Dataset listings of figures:

========================

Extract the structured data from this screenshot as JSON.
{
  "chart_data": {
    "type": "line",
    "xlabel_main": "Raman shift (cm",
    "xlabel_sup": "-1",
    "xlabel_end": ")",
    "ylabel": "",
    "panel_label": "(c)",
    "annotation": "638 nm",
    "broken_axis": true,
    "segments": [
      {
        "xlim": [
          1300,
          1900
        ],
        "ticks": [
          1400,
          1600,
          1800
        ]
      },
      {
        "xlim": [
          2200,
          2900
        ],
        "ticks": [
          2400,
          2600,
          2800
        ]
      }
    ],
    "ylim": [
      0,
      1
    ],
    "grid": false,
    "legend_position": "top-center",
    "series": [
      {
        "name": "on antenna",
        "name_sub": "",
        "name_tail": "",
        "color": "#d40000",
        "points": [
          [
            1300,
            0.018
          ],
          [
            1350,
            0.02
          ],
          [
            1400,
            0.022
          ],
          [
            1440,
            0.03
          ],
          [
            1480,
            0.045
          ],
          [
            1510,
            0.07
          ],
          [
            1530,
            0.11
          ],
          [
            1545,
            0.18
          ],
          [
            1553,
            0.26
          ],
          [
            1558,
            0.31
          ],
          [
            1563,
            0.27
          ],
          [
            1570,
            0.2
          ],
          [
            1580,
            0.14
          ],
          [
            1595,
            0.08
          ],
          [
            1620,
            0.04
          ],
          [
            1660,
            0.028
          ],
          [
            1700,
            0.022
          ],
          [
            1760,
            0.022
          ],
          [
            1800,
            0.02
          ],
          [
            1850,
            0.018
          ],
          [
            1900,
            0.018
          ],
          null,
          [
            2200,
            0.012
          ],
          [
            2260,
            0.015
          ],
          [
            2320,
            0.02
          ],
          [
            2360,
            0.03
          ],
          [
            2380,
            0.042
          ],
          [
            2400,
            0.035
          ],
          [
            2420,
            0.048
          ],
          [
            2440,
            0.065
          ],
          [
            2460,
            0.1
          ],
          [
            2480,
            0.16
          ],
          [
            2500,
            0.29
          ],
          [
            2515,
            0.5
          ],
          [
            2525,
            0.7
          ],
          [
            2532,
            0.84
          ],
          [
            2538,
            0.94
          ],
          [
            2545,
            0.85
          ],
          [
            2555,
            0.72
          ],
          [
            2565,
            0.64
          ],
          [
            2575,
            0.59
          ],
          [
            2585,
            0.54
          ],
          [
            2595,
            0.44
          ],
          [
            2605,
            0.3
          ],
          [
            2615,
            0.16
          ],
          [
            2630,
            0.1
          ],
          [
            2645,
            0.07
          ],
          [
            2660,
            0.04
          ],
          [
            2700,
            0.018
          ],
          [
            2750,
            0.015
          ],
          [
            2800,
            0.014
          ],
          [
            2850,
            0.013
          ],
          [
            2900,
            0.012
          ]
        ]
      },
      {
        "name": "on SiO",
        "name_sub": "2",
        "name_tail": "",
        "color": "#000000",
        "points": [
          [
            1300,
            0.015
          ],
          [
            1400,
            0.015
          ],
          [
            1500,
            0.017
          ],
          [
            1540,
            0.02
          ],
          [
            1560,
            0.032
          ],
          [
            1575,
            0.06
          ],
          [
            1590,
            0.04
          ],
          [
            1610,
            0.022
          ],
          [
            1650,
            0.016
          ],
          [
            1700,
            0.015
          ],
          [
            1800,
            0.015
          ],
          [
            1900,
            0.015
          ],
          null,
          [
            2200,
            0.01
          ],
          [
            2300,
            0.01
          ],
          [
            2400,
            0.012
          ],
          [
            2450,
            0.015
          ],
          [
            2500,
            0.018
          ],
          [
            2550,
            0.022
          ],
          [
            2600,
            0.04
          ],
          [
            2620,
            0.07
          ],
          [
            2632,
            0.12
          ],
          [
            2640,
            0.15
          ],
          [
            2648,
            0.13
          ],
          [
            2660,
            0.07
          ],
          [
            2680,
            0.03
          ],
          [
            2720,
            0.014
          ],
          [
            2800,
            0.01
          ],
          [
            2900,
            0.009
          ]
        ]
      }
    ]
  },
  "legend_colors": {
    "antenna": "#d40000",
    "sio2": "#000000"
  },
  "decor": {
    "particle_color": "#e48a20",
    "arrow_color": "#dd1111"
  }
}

========================

• [Exercise]:
Give back all the records exactly as they stand.

• [Full solution]:
Extract the structured data from this screenshot as JSON.
{
  "chart_data": {
    "type": "line",
    "xlabel_main": "Raman shift (cm",
    "xlabel_sup": "-1",
    "xlabel_end": ")",
    "ylabel": "",
    "panel_label": "(c)",
    "annotation": "638 nm",
    "broken_axis": true,
    "segments": [
      {
        "xlim": [
          1300,
          1900
        ],
        "ticks": [
          1400,
          1600,
          1800
        ]
      },
      {
        "xlim": [
          2200,
          2900
        ],
        "ticks": [
          2400,
          2600,
          2800
        ]
      }
    ],
    "ylim": [
      0,
      1
    ],
    "grid": false,
    "legend_position": "top-center",
    "series": [
      {
        "name": "on antenna",
        "name_sub": "",
        "name_tail": "",
        "color": "#d40000",
        "points": [
          [
            1300,
            0.018
          ],
          [
            1350,
            0.02
          ],
          [
            1400,
            0.022
          ],
          [
            1440,
            0.03
          ],
          [
            1480,
            0.045
          ],
          [
            1510,
            0.07
          ],
          [
            1530,
            0.11
          ],
          [
            1545,
            0.18
          ],
          [
            1553,
            0.26
          ],
          [
            1558,
            0.31
          ],
          [
            1563,
            0.27
          ],
          [
            1570,
            0.2
          ],
          [
            1580,
            0.14
          ],
          [
            1595,
            0.08
          ],
          [
            1620,
            0.04
          ],
          [
            1660,
            0.028
          ],
          [
            1700,
            0.022
          ],
          [
            1760,
            0.022
          ],
          [
            1800,
            0.02
          ],
          [
            1850,
            0.018
          ],
          [
            1900,
            0.018
          ],
          null,
          [
            2200,
            0.012
          ],
          [
            2260,
            0.015
          ],
          [
            2320,
            0.02
          ],
          [
            2360,
            0.03
          ],
          [
            2380,
            0.042
          ],
          [
            2400,
            0.035
          ],
          [
            2420,
            0.048
          ],
          [
            2440,
            0.065
          ],
          [
            2460,
            0.1
          ],
          [
            2480,
            0.16
          ],
          [
            2500,
            0.29
          ],
          [
            2515,
            0.5
          ],
          [
            2525,
            0.7
          ],
          [
            2532,
            0.84
          ],
          [
            2538,
            0.94
          ],
          [
            2545,
            0.85
          ],
          [
            2555,
            0.72
          ],
          [
            2565,
            0.64
          ],
          [
            2575,
            0.59
          ],
          [
            2585,
            0.54
          ],
          [
            2595,
            0.44
          ],
          [
            2605,
            0.3
          ],
          [
            2615,
            0.16
          ],
          [
            2630,
            0.1
          ],
          [
            2645,
            0.07
          ],
          [
            2660,
            0.04
          ],
          [
            2700,
            0.018
          ],
          [
            2750,
            0.015
          ],
          [
            2800,
            0.014
          ],
          [
            2850,
            0.013
          ],
          [
            2900,
            0.012
          ]
        ]
      },
      {
        "name": "on SiO",
        "name_sub": "2",
        "name_tail": "",
        "color": "#000000",
        "points": [
          [
            1300,
            0.015
          ],
          [
            1400,
            0.015
          ],
          [
            1500,
            0.017
          ],
          [
            1540,
            0.02
          ],
          [
            1560,
            0.032
          ],
          [
            1575,
            0.06
          ],
          [
            1590,
            0.04
          ],
          [
            1610,
            0.022
          ],
          [
            1650,
            0.016
          ],
          [
            1700,
            0.015
          ],
          [
            1800,
            0.015
          ],
          [
            1900,
            0.015
          ],
          null,
          [
            2200,
            0.01
          ],
          [
            2300,
            0.01
          ],
          [
            2400,
            0.012
          ],
          [
            2450,
            0.015
          ],
          [
            2500,
            0.018
          ],
          [
            2550,
            0.022
          ],
          [
            2600,
            0.04
          ],
          [
            2620,
            0.07
          ],
          [
            2632,
            0.12
          ],
          [
            2640,
            0.15
          ],
          [
            2648,
            0.13
          ],
          [
            2660,
            0.07
          ],
          [
            2680,
            0.03
          ],
          [
            2720,
            0.014
          ],
          [
            2800,
            0.01
          ],
          [
            2900,
            0.009
          ]
        ]
      }
    ]
  },
  "legend_colors": {
    "antenna": "#d40000",
    "sio2": "#000000"
  },
  "decor": {
    "particle_color": "#e48a20",
    "arrow_color": "#dd1111"
  }
}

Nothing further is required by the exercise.